[EXERCISE DETAILS] Here are some entries; quote each one exactly.

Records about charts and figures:
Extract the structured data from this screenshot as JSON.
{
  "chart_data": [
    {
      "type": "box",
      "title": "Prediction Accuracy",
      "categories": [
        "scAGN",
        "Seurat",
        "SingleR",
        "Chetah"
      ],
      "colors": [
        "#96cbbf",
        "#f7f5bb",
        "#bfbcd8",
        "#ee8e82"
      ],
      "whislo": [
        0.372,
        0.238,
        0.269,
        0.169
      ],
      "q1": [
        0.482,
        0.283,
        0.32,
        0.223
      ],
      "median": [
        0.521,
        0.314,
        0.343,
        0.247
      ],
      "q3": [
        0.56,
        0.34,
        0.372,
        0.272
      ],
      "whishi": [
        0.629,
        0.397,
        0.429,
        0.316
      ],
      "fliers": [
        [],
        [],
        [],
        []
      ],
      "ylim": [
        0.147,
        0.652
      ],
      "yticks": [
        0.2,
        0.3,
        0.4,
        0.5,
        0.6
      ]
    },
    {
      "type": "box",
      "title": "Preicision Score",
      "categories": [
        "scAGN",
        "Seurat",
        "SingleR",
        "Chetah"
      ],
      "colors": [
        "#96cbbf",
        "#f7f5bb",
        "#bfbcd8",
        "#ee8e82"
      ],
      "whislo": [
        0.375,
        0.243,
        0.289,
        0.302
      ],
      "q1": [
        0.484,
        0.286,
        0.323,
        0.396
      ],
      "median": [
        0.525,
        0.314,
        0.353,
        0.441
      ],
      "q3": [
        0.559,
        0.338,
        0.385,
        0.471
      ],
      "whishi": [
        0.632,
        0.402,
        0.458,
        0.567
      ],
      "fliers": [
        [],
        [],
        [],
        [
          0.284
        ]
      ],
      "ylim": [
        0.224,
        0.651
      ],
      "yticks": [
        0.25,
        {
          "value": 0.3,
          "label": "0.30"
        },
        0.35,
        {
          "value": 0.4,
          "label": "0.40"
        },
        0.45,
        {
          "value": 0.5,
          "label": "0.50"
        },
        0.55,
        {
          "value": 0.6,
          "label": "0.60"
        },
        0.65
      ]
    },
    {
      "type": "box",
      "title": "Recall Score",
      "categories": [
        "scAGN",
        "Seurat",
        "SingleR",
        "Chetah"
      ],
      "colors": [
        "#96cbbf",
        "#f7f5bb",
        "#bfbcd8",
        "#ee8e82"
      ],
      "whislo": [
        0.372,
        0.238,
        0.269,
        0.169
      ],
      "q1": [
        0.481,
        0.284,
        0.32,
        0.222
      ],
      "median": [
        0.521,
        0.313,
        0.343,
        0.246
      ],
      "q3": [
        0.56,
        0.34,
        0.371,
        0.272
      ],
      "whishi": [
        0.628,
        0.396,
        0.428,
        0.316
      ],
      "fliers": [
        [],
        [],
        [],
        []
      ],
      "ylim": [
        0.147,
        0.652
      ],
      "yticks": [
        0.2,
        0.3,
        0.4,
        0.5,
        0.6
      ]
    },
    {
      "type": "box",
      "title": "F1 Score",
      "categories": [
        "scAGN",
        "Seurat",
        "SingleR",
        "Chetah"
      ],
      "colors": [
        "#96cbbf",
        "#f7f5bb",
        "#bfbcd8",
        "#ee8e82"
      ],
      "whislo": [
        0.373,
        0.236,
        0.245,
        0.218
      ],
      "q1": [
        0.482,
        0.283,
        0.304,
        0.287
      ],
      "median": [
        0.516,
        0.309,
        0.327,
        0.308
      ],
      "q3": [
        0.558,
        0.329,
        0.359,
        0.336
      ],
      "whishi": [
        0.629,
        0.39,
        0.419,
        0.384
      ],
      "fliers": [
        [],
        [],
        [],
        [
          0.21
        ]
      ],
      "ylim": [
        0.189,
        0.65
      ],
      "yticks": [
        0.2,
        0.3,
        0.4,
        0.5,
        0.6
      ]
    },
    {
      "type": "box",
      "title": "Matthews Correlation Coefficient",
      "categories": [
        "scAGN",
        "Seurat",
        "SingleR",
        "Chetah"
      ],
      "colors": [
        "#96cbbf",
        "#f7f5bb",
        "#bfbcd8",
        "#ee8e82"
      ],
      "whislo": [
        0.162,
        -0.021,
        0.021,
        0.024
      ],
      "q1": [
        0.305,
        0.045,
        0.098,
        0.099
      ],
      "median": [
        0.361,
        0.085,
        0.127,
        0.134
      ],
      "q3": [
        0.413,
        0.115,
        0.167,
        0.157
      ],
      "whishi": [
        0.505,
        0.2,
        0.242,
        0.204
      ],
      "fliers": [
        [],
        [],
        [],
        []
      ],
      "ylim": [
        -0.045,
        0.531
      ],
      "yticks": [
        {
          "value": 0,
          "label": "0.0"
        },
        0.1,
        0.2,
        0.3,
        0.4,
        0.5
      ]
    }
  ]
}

[RESULT OF THIS TASK]
Extract the structured data from this screenshot as JSON.
{
  "chart_data": [
    {
      "type": "box",
      "title": "Prediction Accuracy",
      "categories": [
        "scAGN",
        "Seurat",
        "SingleR",
        "Chetah"
      ],
      "colors": [
        "#96cbbf",
        "#f7f5bb",
        "#bfbcd8",
        "#ee8e82"
      ],
      "whislo": [
        0.372,
        0.238,
        0.269,
        0.169
      ],
      "q1": [
        0.482,
        0.283,
        0.32,
        0.223
      ],
      "median": [
        0.521,
        0.314,
        0.343,
        0.247
      ],
      "q3": [
        0.56,
        0.34,
        0.372,
        0.272
      ],
      "whishi": [
        0.629,
        0.397,
        0.429,
        0.316
      ],
      "fliers": [
        [],
        [],
        [],
        []
      ],
      "ylim": [
        0.147,
        0.652
      ],
      "yticks": [
        0.2,
        0.3,
        0.4,
        0.5,
        0.6
      ]
    },
    {
      "type": "box",
      "title": "Preicision Score",
      "categories": [
        "scAGN",
        "Seurat",
        "SingleR",
        "Chetah"
      ],
      "colors": [
        "#96cbbf",
        "#f7f5bb",
        "#bfbcd8",
        "#ee8e82"
      ],
      "whislo": [
        0.375,
        0.243,
        0.289,
        0.302
      ],
      "q1": [
        0.484,
        0.286,
        0.323,
        0.396
      ],
      "median": [
        0.525,
        0.314,
        0.353,
        0.441
      ],
      "q3": [
        0.559,
        0.338,
        0.385,
        0.471
      ],
      "whishi": [
        0.632,
        0.402,
        0.458,
        0.567
      ],
      "fliers": [
        [],
        [],
        [],
        [
          0.284
        ]
      ],
      "ylim": [
        0.224,
        0.651
      ],
      "yticks": [
        0.25,
        {
          "value": 0.3,
          "label": "0.30"
        },
        0.35,
        {
          "value": 0.4,
          "label": "0.40"
        },
        0.45,
        {
          "value": 0.5,
          "label": "0.50"
        },
        0.55,
        {
          "value": 0.6,
          "label": "0.60"
        },
        0.65
      ]
    },
    {
      "type": "box",
      "title": "Recall Score",
      "categories": [
        "scAGN",
        "Seurat",
        "SingleR",
        "Chetah"
      ],
      "colors": [
        "#96cbbf",
        "#f7f5bb",
        "#bfbcd8",
        "#ee8e82"
      ],
      "whislo": [
        0.372,
        0.238,
        0.269,
        0.169
      ],
      "q1": [
        0.481,
        0.284,
        0.32,
        0.222
      ],
      "median": [
        0.521,
        0.313,
        0.343,
        0.246
      ],
      "q3": [
        0.56,
        0.34,
        0.371,
        0.272
      ],
      "whishi": [
        0.628,
        0.396,
        0.428,
        0.316
      ],
      "fliers": [
        [],
        [],
        [],
        []
      ],
      "ylim": [
        0.147,
        0.652
      ],
      "yticks": [
        0.2,
        0.3,
        0.4,
        0.5,
        0.6
      ]
    },
    {
      "type": "box",
      "title": "F1 Score",
      "categories": [
        "scAGN",
        "Seurat",
        "SingleR",
        "Chetah"
      ],
      "colors": [
        "#96cbbf",
        "#f7f5bb",
        "#bfbcd8",
        "#ee8e82"
      ],
      "whislo": [
        0.373,
        0.236,
        0.245,
        0.218
      ],
      "q1": [
        0.482,
        0.283,
        0.304,
        0.287
      ],
      "median": [
        0.516,
        0.309,
        0.327,
        0.308
      ],
      "q3": [
        0.558,
        0.329,
        0.359,
        0.336
      ],
      "whishi": [
        0.629,
        0.39,
        0.419,
        0.384
      ],
      "fliers": [
        [],
        [],
        [],
        [
          0.21
        ]
      ],
      "ylim": [
        0.189,
        0.65
      ],
      "yticks": [
        0.2,
        0.3,
        0.4,
        0.5,
        0.6
      ]
    },
    {
      "type": "box",
      "title": "Matthews Correlation Coefficient",
      "categories": [
        "scAGN",
        "Seurat",
        "SingleR",
        "Chetah"
      ],
      "colors": [
        "#96cbbf",
        "#f7f5bb",
        "#bfbcd8",
        "#ee8e82"
      ],
      "whislo": [
        0.162,
        -0.021,
        0.021,
        0.024
      ],
      "q1": [
        0.305,
        0.045,
        0.098,
        0.099
      ],
      "median": [
        0.361,
        0.085,
        0.127,
        0.134
      ],
      "q3": [
        0.413,
        0.115,
        0.167,
        0.157
      ],
      "whishi": [
        0.505,
        0.2,
        0.242,
        0.204
      ],
      "fliers": [
        [],
        [],
        [],
        []
      ],
      "ylim": [
        -0.045,
        0.531
      ],
      "yticks": [
        {
          "value": 0,
          "label": "0.0"
        },
        0.1,
        0.2,
        0.3,
        0.4,
        0.5
      ]
    }
  ]
}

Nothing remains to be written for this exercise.